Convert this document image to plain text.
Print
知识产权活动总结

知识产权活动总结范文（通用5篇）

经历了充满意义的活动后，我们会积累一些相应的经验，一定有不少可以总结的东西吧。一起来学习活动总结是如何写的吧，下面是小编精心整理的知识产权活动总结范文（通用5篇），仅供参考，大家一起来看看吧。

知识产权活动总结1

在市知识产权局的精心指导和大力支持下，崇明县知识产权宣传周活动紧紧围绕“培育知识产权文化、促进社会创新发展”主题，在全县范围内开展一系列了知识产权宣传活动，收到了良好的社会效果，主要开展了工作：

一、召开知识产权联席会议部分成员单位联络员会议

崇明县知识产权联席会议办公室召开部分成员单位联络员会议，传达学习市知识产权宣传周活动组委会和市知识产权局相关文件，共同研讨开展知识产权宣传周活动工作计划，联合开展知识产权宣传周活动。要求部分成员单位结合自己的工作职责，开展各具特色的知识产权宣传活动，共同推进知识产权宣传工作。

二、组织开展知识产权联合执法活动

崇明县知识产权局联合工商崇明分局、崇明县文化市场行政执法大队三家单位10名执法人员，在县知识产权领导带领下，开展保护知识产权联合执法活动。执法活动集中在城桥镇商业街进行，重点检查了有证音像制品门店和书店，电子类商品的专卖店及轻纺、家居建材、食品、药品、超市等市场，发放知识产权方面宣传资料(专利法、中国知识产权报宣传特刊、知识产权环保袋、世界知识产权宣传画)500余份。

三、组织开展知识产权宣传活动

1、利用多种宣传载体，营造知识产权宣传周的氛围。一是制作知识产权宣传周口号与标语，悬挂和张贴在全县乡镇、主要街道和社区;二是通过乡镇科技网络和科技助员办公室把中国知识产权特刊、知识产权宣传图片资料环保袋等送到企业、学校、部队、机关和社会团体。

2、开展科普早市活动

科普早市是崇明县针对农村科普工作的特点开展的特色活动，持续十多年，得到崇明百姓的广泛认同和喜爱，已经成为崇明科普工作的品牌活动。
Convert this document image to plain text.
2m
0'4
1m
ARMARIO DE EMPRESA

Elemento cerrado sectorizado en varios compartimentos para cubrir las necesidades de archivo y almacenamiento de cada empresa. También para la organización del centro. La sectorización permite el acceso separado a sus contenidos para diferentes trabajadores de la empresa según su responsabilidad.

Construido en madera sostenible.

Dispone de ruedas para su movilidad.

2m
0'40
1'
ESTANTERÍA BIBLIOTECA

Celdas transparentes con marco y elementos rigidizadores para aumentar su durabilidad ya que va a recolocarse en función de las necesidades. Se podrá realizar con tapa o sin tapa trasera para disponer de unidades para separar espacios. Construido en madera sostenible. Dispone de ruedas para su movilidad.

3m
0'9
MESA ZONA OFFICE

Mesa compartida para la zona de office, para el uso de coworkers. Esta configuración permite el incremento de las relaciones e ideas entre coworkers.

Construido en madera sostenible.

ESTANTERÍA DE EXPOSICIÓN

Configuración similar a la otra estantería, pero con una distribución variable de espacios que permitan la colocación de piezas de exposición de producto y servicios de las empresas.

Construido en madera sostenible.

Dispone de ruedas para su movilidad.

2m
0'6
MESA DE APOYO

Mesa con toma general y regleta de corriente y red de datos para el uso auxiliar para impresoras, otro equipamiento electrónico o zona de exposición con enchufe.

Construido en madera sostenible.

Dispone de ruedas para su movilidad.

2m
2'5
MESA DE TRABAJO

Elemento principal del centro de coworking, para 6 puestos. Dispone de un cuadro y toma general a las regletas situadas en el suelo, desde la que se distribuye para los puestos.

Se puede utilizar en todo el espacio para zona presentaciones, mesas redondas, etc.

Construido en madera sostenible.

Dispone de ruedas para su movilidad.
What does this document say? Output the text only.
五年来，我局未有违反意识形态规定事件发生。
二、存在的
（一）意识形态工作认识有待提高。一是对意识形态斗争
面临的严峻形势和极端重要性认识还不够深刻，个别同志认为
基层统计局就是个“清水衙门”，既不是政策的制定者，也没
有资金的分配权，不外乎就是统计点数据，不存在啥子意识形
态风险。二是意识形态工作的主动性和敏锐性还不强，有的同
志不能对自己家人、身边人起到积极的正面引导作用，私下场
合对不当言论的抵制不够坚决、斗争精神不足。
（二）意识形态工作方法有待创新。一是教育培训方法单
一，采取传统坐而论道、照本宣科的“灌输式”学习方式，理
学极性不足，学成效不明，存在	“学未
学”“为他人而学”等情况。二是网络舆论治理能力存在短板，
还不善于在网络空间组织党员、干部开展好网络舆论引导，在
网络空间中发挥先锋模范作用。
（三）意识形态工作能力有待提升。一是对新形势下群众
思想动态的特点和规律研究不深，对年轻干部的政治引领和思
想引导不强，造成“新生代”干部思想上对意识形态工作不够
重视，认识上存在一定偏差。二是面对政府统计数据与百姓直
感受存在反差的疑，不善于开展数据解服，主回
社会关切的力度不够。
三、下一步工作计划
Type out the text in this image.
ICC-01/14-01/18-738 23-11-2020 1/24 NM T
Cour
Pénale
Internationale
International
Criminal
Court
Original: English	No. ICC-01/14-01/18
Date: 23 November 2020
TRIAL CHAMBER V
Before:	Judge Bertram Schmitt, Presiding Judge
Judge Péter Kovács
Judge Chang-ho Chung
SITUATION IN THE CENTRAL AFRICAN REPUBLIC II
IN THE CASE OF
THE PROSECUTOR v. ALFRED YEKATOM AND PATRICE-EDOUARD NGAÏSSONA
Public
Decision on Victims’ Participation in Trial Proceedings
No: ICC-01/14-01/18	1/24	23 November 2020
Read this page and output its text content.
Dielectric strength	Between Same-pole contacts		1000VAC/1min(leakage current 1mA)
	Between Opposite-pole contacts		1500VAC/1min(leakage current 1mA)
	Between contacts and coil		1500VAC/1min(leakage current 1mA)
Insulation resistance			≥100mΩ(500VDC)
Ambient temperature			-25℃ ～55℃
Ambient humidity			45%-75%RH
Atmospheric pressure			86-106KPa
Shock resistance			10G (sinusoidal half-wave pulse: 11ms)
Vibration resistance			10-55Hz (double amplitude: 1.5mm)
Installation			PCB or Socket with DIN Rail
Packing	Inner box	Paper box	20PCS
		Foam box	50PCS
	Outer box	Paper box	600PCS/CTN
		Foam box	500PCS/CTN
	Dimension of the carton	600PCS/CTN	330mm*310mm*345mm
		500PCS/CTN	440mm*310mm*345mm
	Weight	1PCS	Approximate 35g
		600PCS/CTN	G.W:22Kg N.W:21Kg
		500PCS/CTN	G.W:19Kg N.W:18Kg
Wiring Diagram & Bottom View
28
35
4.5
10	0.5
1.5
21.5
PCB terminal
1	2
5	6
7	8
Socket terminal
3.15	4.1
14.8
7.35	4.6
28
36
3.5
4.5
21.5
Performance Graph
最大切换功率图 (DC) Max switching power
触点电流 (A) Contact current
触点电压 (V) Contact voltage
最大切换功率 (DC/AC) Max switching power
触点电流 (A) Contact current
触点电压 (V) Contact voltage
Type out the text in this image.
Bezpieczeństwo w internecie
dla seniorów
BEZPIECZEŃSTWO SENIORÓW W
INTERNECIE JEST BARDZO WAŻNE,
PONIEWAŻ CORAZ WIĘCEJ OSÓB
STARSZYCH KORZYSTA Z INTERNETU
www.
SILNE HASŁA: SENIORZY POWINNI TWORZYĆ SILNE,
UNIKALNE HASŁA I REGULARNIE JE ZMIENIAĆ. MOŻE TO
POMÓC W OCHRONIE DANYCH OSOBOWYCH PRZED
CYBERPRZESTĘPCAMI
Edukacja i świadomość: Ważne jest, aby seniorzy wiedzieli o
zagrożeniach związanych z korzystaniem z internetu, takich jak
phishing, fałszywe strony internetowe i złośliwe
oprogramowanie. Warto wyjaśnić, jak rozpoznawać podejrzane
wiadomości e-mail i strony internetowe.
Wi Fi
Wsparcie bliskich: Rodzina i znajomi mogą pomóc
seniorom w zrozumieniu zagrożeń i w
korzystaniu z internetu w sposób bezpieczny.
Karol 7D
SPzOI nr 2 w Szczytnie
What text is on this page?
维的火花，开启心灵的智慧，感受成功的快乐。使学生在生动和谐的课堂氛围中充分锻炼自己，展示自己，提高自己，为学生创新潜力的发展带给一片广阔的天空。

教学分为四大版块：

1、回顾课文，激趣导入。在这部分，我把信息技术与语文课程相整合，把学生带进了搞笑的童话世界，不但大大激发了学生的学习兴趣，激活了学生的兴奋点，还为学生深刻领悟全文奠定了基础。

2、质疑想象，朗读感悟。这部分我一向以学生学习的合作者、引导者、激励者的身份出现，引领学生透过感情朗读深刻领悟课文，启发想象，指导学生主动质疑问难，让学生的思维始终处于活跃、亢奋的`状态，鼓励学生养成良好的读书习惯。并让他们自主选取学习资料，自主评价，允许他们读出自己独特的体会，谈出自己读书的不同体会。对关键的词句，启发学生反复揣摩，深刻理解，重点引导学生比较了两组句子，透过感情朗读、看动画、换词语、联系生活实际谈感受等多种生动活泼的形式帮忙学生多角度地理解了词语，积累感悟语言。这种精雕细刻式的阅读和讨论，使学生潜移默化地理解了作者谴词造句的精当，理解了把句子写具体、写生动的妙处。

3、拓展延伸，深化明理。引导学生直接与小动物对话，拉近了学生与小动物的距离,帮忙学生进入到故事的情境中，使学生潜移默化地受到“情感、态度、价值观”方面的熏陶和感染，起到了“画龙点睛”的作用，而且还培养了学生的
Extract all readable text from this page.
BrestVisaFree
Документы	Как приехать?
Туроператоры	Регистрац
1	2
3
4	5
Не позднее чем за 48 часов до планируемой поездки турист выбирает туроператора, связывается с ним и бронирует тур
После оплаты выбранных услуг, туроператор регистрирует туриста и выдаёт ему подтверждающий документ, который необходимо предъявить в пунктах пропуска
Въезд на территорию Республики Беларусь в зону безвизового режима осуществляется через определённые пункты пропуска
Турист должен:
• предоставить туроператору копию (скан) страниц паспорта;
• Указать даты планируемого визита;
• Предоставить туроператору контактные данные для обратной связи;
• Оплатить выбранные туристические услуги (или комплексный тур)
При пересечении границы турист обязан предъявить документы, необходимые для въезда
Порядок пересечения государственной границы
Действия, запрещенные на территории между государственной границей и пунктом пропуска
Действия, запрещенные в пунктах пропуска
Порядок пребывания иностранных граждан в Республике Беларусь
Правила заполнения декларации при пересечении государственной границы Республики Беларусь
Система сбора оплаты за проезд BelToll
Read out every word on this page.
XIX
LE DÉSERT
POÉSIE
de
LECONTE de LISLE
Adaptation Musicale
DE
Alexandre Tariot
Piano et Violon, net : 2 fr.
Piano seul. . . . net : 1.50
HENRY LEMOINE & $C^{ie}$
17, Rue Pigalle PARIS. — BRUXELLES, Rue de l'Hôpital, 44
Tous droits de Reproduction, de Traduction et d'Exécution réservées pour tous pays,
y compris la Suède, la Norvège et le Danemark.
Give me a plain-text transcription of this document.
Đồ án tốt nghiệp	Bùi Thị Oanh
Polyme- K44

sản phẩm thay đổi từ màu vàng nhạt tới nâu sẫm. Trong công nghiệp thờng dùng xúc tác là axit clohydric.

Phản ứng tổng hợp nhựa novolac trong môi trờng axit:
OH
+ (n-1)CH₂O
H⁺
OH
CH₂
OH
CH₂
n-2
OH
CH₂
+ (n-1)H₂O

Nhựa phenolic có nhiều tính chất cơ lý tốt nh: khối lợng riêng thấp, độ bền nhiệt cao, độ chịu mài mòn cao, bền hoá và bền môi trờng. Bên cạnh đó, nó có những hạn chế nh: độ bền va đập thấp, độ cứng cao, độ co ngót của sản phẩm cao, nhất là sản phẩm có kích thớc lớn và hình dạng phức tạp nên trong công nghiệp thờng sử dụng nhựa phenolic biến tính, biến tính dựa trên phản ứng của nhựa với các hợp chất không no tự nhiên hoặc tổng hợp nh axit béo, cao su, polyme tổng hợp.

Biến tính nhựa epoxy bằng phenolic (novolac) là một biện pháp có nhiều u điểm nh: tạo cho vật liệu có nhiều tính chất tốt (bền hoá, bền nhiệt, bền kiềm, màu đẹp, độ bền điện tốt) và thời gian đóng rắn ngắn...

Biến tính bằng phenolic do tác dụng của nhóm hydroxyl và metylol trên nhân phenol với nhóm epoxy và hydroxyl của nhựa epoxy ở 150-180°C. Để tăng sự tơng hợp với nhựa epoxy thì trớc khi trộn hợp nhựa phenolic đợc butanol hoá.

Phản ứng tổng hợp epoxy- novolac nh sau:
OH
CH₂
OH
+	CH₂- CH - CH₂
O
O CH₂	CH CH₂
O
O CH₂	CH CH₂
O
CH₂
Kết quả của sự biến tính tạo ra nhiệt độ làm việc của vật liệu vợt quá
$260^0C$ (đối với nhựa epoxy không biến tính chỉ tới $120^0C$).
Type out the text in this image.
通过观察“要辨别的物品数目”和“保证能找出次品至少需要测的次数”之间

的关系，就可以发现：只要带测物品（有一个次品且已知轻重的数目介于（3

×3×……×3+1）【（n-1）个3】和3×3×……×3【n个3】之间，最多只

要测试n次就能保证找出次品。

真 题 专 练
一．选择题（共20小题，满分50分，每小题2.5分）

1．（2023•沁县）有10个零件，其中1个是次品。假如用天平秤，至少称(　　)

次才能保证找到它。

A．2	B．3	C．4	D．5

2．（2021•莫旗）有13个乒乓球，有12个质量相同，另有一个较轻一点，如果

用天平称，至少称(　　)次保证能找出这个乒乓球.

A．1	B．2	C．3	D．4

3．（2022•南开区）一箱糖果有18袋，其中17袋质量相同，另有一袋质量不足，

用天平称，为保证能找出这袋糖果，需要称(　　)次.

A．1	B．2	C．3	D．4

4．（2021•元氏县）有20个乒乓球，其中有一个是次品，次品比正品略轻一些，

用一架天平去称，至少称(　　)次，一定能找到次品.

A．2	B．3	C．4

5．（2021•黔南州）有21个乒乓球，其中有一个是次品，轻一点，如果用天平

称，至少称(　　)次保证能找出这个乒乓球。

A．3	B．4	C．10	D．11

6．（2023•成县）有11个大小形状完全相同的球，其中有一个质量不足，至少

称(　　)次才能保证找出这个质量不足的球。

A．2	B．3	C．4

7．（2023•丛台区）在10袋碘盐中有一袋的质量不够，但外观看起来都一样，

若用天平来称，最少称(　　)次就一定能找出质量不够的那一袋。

### EXERCISE PROMPT:
Pick out the lines that include the word "границы" and write them out.

### OUTPUT OF THE EXERCISE:
При пересечении границы турист обязан предъявить документы, необходимые для въезда
Порядок пересечения государственной границы
Правила заполнения декларации при пересечении государственной границы Республики Беларусь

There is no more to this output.